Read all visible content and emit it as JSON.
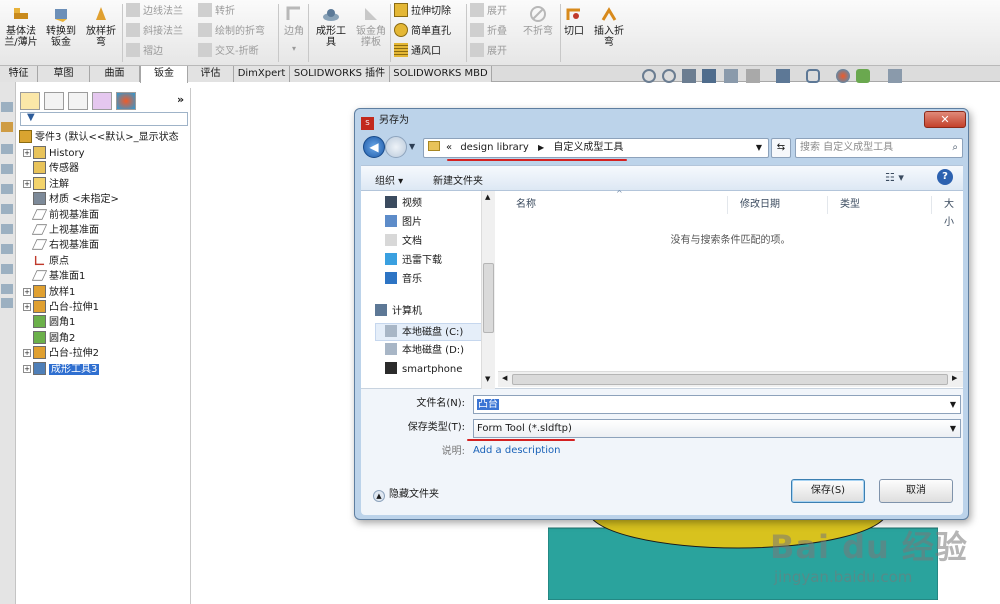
{
  "ribbon": {
    "big_buttons": [
      {
        "label": "基体法\n兰/薄片"
      },
      {
        "label": "转换到\n钣金"
      },
      {
        "label": "放样折\n弯"
      }
    ],
    "small_col1": [
      "边线法兰",
      "斜接法兰",
      "褶边"
    ],
    "small_col2": [
      "转折",
      "绘制的折弯",
      "交叉-折断"
    ],
    "corner_label": "边角",
    "forming_tool_label": "成形工\n具",
    "sheet_metal_gusset_label": "钣金角\n撑板",
    "small_col3": [
      "拉伸切除",
      "简单直孔",
      "通风口"
    ],
    "small_col4": [
      "展开",
      "折叠",
      "展开"
    ],
    "no_bend_label": "不折弯",
    "rip_label": "切口",
    "insert_bends_label": "插入折\n弯"
  },
  "tabs": [
    {
      "label": "特征",
      "active": false
    },
    {
      "label": "草图",
      "active": false
    },
    {
      "label": "曲面",
      "active": false
    },
    {
      "label": "钣金",
      "active": true
    },
    {
      "label": "评估",
      "active": false
    },
    {
      "label": "DimXpert",
      "active": false
    },
    {
      "label": "SOLIDWORKS 插件",
      "active": false
    },
    {
      "label": "SOLIDWORKS MBD",
      "active": false
    }
  ],
  "tree": {
    "root": "零件3  (默认<<默认>_显示状态",
    "items": [
      {
        "label": "History",
        "icon": "history-icon",
        "expandable": true
      },
      {
        "label": "传感器",
        "icon": "sensor-icon",
        "expandable": false
      },
      {
        "label": "注解",
        "icon": "annotation-icon",
        "expandable": true
      },
      {
        "label": "材质 <未指定>",
        "icon": "material-icon",
        "expandable": false
      },
      {
        "label": "前视基准面",
        "icon": "plane-icon",
        "expandable": false
      },
      {
        "label": "上视基准面",
        "icon": "plane-icon",
        "expandable": false
      },
      {
        "label": "右视基准面",
        "icon": "plane-icon",
        "expandable": false
      },
      {
        "label": "原点",
        "icon": "origin-icon",
        "expandable": false
      },
      {
        "label": "基准面1",
        "icon": "plane-icon",
        "expandable": false
      },
      {
        "label": "放样1",
        "icon": "loft-icon",
        "expandable": true
      },
      {
        "label": "凸台-拉伸1",
        "icon": "extrude-icon",
        "expandable": true
      },
      {
        "label": "圆角1",
        "icon": "fillet-icon",
        "expandable": false
      },
      {
        "label": "圆角2",
        "icon": "fillet-icon",
        "expandable": false
      },
      {
        "label": "凸台-拉伸2",
        "icon": "extrude-icon",
        "expandable": true
      },
      {
        "label": "成形工具3",
        "icon": "forming-tool-icon",
        "expandable": true,
        "selected": true
      }
    ]
  },
  "dialog": {
    "title": "另存为",
    "close_glyph": "✕",
    "path_prefix": "«",
    "path": [
      "design library",
      "自定义成型工具"
    ],
    "search_placeholder": "搜索 自定义成型工具",
    "organize_label": "组织 ▾",
    "new_folder_label": "新建文件夹",
    "nav_items": [
      {
        "label": "视频",
        "icon": "video-icon"
      },
      {
        "label": "图片",
        "icon": "picture-icon"
      },
      {
        "label": "文档",
        "icon": "document-icon"
      },
      {
        "label": "迅雷下载",
        "icon": "download-icon"
      },
      {
        "label": "音乐",
        "icon": "music-icon"
      },
      {
        "label": "计算机",
        "icon": "computer-icon"
      },
      {
        "label": "本地磁盘 (C:)",
        "icon": "drive-icon"
      },
      {
        "label": "本地磁盘 (D:)",
        "icon": "drive-icon"
      },
      {
        "label": "smartphone",
        "icon": "phone-icon"
      }
    ],
    "columns": [
      "名称",
      "修改日期",
      "类型",
      "大小"
    ],
    "empty_message": "没有与搜索条件匹配的项。",
    "filename_label": "文件名(N):",
    "filename_value": "凸台",
    "filetype_label": "保存类型(T):",
    "filetype_value": "Form Tool (*.sldftp)",
    "desc_label": "说明:",
    "desc_link": "Add a description",
    "hide_folders_label": "隐藏文件夹",
    "save_label": "保存(S)",
    "cancel_label": "取消"
  },
  "watermark": {
    "brand": "Bai du 经验",
    "url": "jingyan.baidu.com"
  },
  "colors": {
    "selection": "#2f6fd0",
    "link": "#1a62b8",
    "annotation": "#d42121",
    "model_teal": "#2aa39d"
  }
}
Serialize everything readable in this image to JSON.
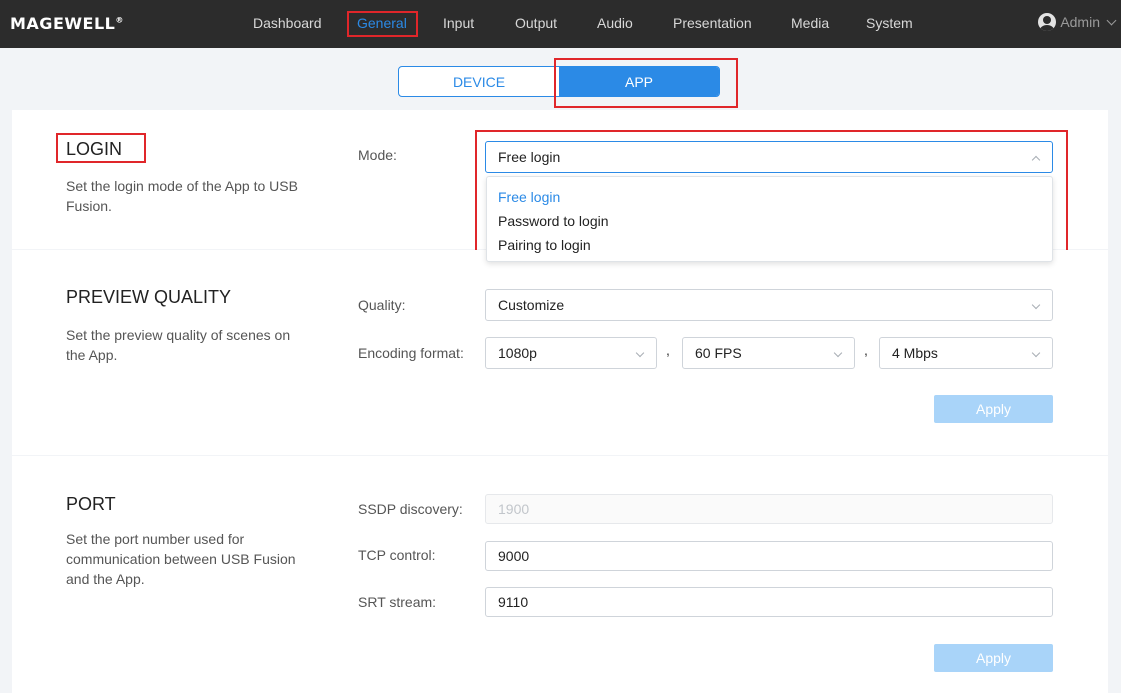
{
  "header": {
    "logo": "MAGEWELL",
    "logo_mark": "®",
    "nav": [
      {
        "label": "Dashboard"
      },
      {
        "label": "General"
      },
      {
        "label": "Input"
      },
      {
        "label": "Output"
      },
      {
        "label": "Audio"
      },
      {
        "label": "Presentation"
      },
      {
        "label": "Media"
      },
      {
        "label": "System"
      }
    ],
    "active_nav": "General",
    "user": "Admin"
  },
  "tabs": [
    {
      "label": "DEVICE"
    },
    {
      "label": "APP"
    }
  ],
  "active_tab": "APP",
  "login": {
    "title": "LOGIN",
    "description": "Set the login mode of the App to USB Fusion.",
    "mode_label": "Mode:",
    "mode_value": "Free login",
    "options": [
      "Free login",
      "Password to login",
      "Pairing to login"
    ],
    "selected_option": "Free login"
  },
  "preview": {
    "title": "PREVIEW QUALITY",
    "description": "Set the preview quality of scenes on the App.",
    "quality_label": "Quality:",
    "quality_value": "Customize",
    "encoding_label": "Encoding format:",
    "resolution": "1080p",
    "separator": ",",
    "fps": "60 FPS",
    "bitrate": "4 Mbps",
    "apply": "Apply"
  },
  "port": {
    "title": "PORT",
    "description": "Set the port number used for communication between USB Fusion and the App.",
    "ssdp_label": "SSDP discovery:",
    "ssdp_value": "1900",
    "tcp_label": "TCP control:",
    "tcp_value": "9000",
    "srt_label": "SRT stream:",
    "srt_value": "9110",
    "apply": "Apply"
  },
  "colors": {
    "accent": "#2b8ae6",
    "topbar": "#2c2c2c",
    "highlight": "#e0262a",
    "button_disabled": "#a9d4f9"
  }
}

** Exercise task **
Scan the listing above for the word "Fusion" and copy every line that holds it.

** Response to this exercise **
    "description": "Set the login mode of the App to USB Fusion.",
    "description": "Set the port number used for communication between USB Fusion and the App.",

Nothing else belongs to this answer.